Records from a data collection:
┏━━
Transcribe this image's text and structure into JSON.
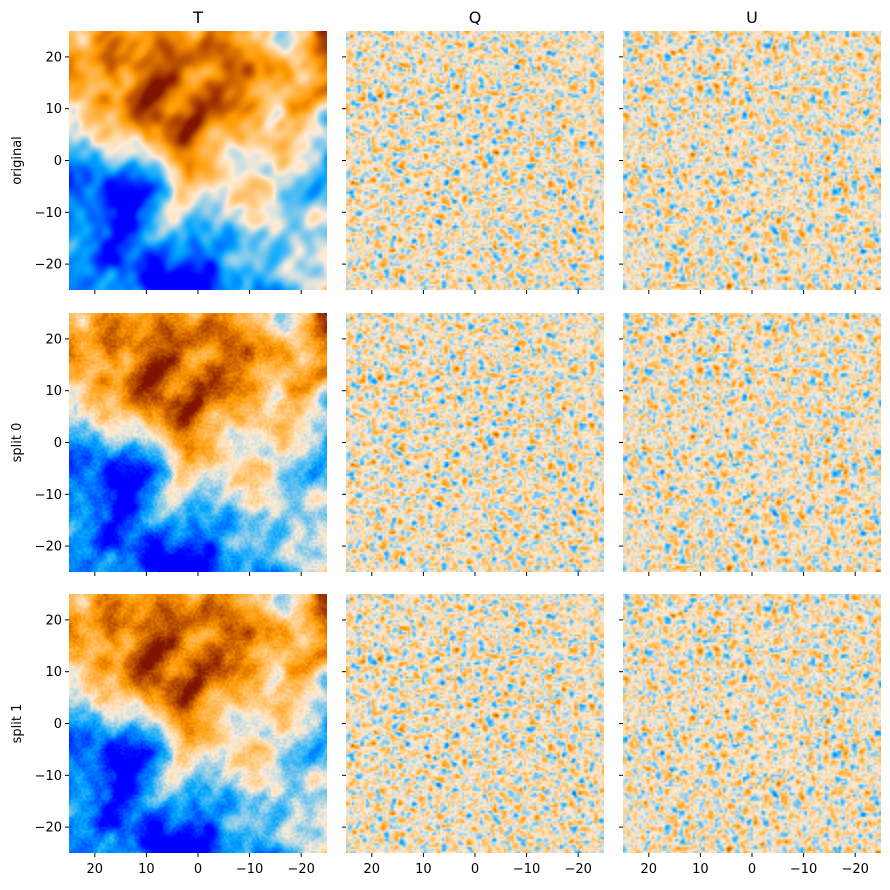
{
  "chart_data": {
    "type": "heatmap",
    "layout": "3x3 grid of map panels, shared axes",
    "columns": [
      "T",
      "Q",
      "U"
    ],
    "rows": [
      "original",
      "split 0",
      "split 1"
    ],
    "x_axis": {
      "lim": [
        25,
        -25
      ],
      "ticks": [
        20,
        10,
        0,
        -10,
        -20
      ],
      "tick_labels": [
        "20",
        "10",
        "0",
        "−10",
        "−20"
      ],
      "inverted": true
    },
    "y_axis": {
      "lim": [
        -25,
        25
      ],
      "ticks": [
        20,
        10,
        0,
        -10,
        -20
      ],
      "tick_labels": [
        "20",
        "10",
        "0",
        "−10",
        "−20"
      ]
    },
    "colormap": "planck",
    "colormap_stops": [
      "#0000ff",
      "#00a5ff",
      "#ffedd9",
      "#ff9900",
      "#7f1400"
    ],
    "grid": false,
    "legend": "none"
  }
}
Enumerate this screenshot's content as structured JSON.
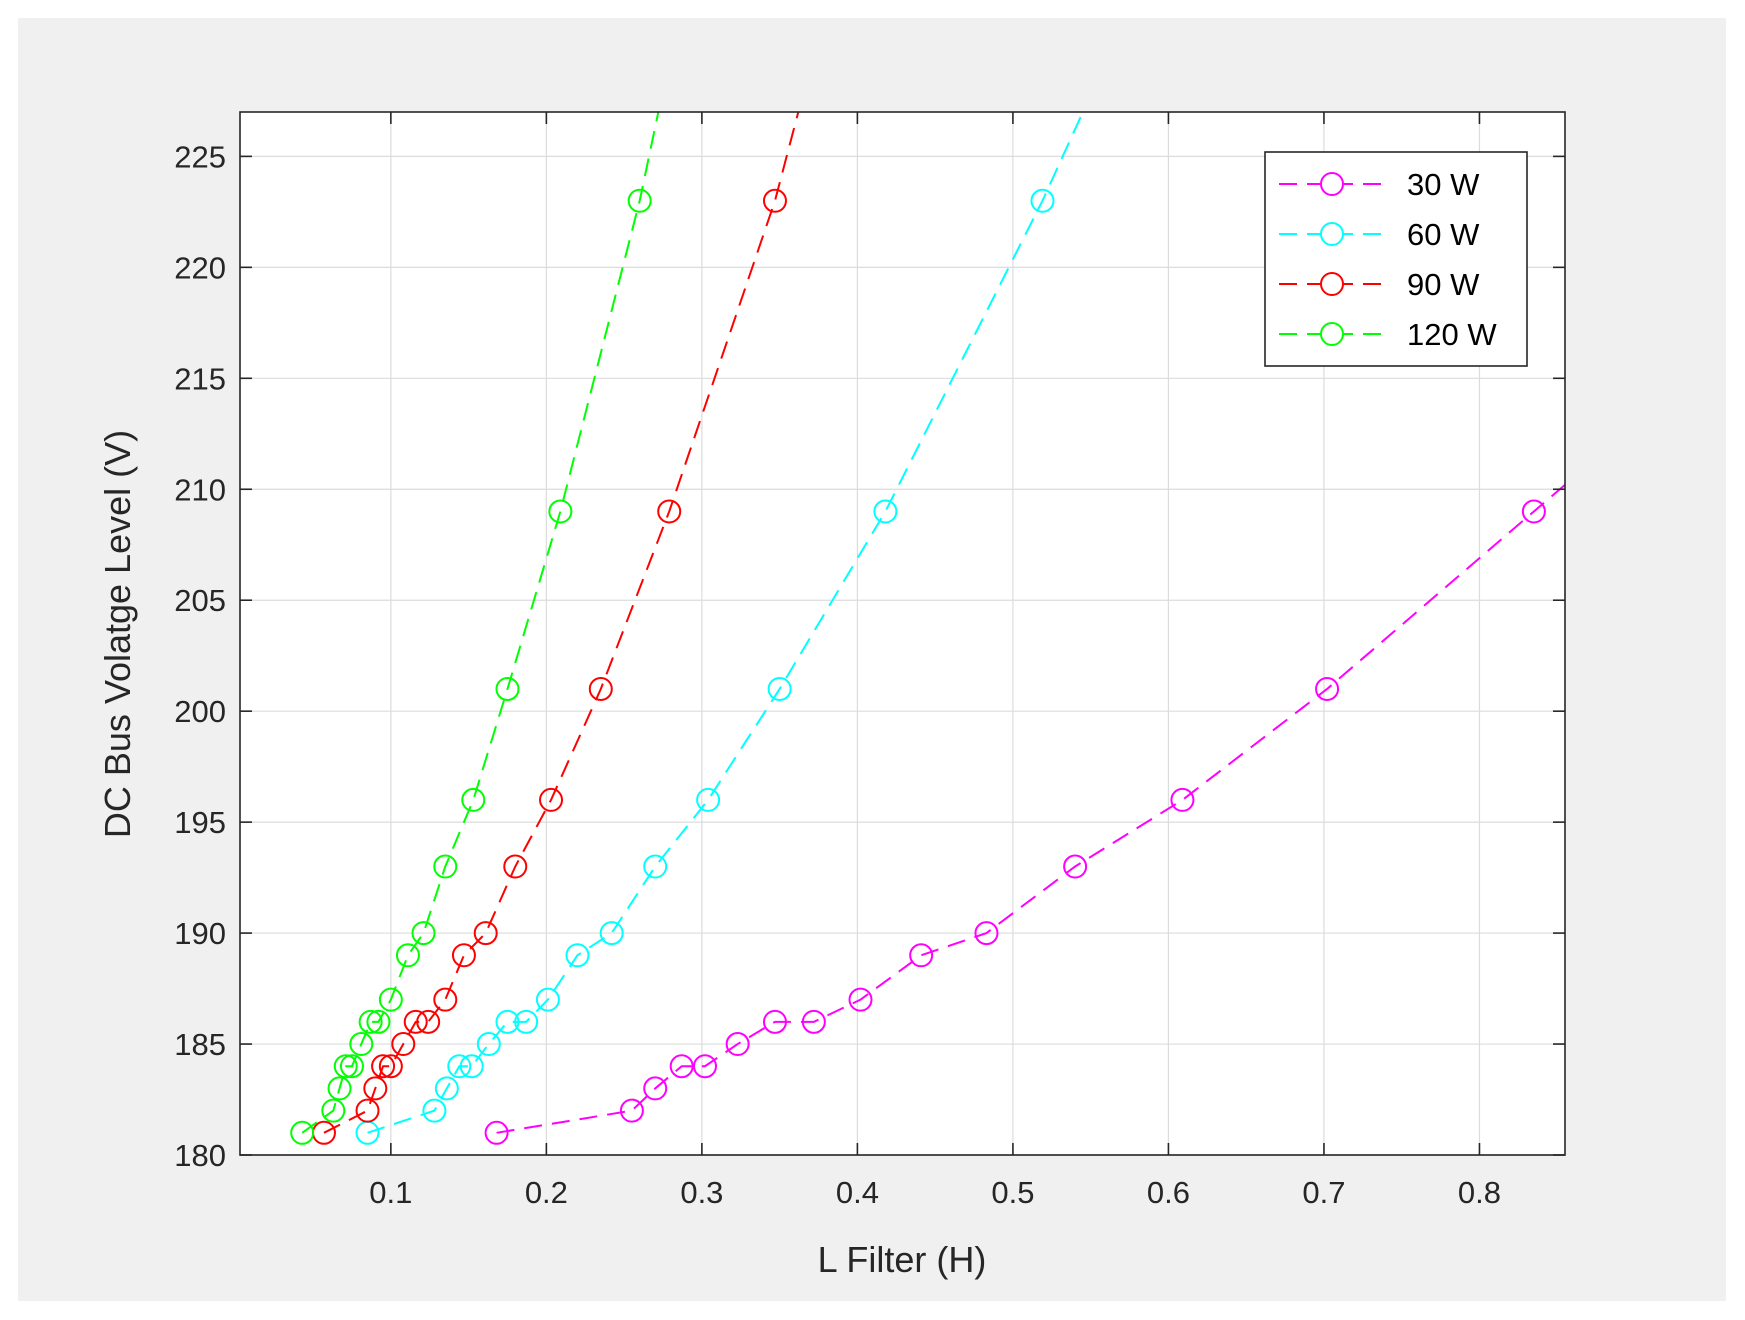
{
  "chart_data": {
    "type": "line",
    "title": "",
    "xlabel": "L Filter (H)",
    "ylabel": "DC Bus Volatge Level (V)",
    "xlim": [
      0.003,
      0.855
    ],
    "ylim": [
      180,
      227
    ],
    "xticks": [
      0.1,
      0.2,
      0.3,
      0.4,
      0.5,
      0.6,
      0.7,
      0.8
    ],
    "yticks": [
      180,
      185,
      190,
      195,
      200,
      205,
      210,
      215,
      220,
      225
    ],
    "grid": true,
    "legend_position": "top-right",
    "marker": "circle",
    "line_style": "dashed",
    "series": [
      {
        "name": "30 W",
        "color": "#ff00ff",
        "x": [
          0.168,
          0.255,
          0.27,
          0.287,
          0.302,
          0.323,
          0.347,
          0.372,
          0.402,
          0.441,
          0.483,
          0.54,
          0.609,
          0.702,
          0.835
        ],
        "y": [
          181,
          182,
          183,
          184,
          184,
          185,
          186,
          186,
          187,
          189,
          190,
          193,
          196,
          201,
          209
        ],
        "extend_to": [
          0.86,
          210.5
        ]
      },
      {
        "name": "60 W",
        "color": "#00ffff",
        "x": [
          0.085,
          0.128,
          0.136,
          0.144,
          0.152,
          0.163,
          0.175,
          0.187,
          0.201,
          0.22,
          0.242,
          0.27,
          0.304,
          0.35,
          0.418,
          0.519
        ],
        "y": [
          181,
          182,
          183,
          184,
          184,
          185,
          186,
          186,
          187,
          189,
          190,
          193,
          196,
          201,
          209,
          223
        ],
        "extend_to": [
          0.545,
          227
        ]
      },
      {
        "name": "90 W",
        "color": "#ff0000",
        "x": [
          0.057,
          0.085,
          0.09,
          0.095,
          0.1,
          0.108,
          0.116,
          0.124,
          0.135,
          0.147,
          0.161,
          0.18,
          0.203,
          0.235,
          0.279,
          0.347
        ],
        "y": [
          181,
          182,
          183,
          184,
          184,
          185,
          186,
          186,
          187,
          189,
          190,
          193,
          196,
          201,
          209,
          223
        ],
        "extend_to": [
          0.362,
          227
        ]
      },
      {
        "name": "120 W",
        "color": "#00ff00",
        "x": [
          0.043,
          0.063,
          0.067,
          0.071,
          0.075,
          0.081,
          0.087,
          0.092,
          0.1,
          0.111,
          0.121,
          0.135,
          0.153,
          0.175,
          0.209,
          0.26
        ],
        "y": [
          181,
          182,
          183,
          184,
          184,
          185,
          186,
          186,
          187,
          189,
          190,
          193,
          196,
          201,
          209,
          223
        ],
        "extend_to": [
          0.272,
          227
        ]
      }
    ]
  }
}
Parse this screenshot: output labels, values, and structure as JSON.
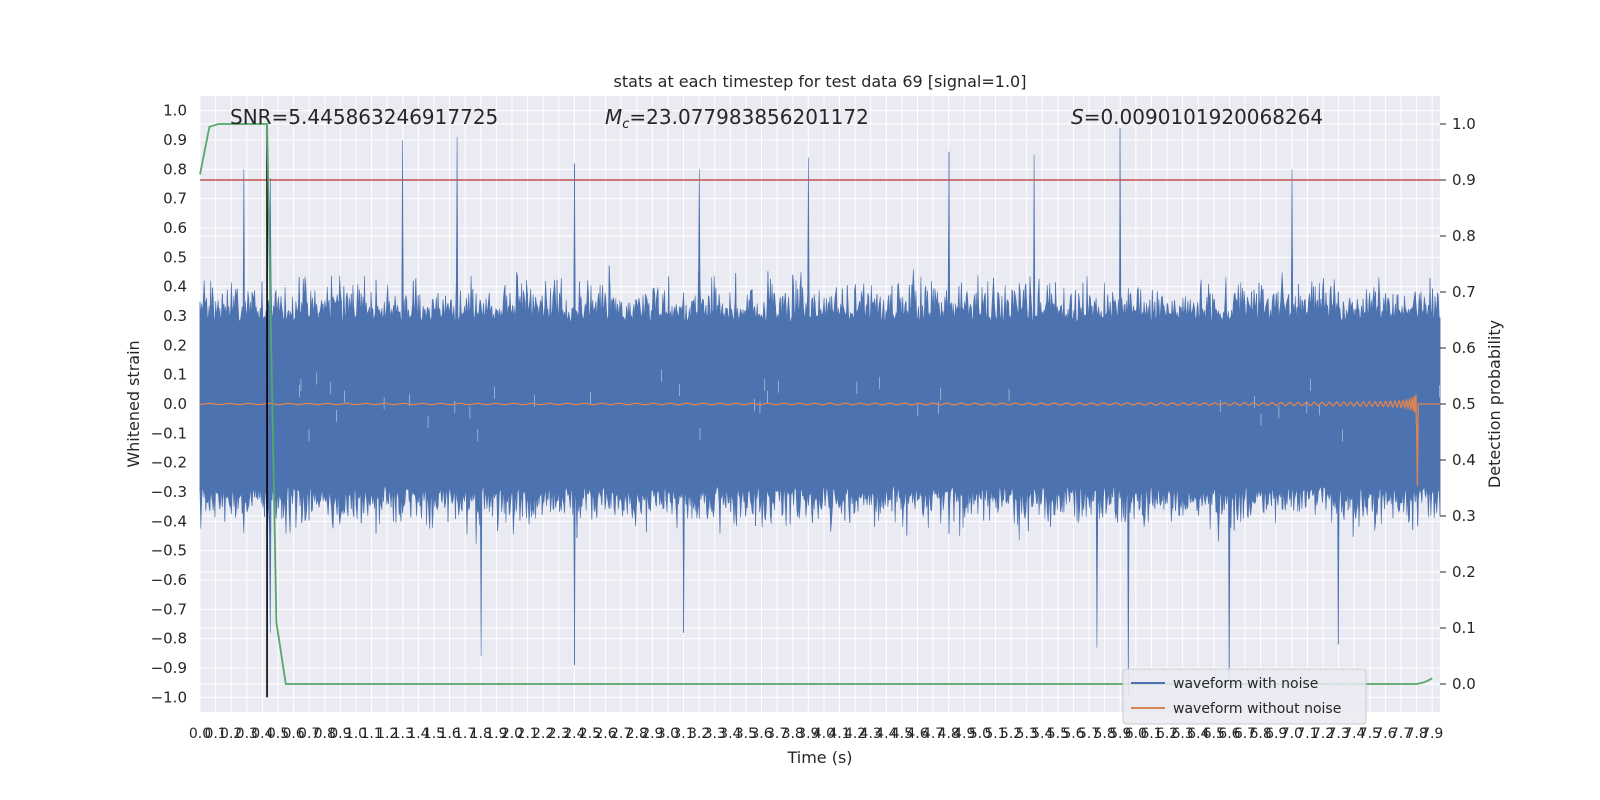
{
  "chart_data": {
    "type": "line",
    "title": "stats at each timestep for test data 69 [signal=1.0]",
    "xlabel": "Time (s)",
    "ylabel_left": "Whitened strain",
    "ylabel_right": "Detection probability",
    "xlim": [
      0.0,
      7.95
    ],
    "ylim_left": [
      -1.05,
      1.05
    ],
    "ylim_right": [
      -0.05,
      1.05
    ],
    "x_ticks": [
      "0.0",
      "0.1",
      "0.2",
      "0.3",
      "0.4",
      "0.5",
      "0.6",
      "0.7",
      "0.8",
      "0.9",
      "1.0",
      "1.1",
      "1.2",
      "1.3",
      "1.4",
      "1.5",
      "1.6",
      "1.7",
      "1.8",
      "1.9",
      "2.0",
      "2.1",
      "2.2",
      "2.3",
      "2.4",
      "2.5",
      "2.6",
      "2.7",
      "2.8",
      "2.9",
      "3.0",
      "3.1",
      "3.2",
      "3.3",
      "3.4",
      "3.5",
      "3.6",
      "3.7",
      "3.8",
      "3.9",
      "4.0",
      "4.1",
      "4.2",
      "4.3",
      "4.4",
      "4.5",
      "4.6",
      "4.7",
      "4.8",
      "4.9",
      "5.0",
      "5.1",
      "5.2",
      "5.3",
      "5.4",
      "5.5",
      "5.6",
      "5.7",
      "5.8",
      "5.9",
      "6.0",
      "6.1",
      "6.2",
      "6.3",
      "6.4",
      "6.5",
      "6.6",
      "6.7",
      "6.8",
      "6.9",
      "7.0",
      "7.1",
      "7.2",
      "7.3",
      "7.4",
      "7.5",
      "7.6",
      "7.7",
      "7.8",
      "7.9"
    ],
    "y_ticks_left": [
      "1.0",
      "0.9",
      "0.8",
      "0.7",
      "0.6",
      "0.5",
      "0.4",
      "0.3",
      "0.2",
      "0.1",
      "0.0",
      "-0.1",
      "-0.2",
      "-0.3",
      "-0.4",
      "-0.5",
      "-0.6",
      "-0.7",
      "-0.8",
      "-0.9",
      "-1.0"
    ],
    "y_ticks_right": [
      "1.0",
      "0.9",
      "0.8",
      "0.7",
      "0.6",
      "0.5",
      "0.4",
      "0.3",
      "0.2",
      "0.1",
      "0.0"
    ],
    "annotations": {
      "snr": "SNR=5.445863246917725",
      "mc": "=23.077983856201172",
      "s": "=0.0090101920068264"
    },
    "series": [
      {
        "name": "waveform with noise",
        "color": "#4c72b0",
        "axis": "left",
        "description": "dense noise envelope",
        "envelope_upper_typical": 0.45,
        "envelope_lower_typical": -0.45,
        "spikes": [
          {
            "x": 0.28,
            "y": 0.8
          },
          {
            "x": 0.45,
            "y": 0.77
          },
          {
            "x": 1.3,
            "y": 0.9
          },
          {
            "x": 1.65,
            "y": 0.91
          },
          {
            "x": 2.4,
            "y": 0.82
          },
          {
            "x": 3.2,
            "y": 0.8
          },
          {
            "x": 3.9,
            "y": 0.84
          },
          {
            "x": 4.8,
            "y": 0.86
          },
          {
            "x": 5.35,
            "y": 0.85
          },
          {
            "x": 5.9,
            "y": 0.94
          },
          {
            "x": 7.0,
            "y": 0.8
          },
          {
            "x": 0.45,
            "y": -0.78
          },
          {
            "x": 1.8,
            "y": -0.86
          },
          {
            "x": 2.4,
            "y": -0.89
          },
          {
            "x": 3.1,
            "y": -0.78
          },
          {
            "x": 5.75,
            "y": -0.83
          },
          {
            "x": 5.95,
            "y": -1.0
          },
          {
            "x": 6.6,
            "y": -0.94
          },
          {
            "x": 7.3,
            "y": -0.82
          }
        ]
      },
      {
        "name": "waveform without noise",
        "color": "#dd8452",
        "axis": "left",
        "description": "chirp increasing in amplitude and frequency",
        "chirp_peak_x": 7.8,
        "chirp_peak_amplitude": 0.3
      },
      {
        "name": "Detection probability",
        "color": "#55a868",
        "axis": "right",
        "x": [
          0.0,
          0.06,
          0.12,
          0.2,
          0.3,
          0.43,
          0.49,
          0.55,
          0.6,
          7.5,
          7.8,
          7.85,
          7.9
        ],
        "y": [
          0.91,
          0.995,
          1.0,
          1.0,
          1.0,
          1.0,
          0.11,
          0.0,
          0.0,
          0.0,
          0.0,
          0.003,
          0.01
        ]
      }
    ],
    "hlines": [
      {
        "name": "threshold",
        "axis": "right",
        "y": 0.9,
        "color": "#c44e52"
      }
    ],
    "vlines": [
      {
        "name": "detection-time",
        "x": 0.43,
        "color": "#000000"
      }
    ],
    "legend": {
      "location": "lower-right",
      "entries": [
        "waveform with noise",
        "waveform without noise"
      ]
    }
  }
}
┗━━
▶ [Written request]
Pull out and copy each line containing the string "title".

▶ [The answer]
    "title": "",
    "title": "stats at each timestep for test data 69 [signal=1.0]",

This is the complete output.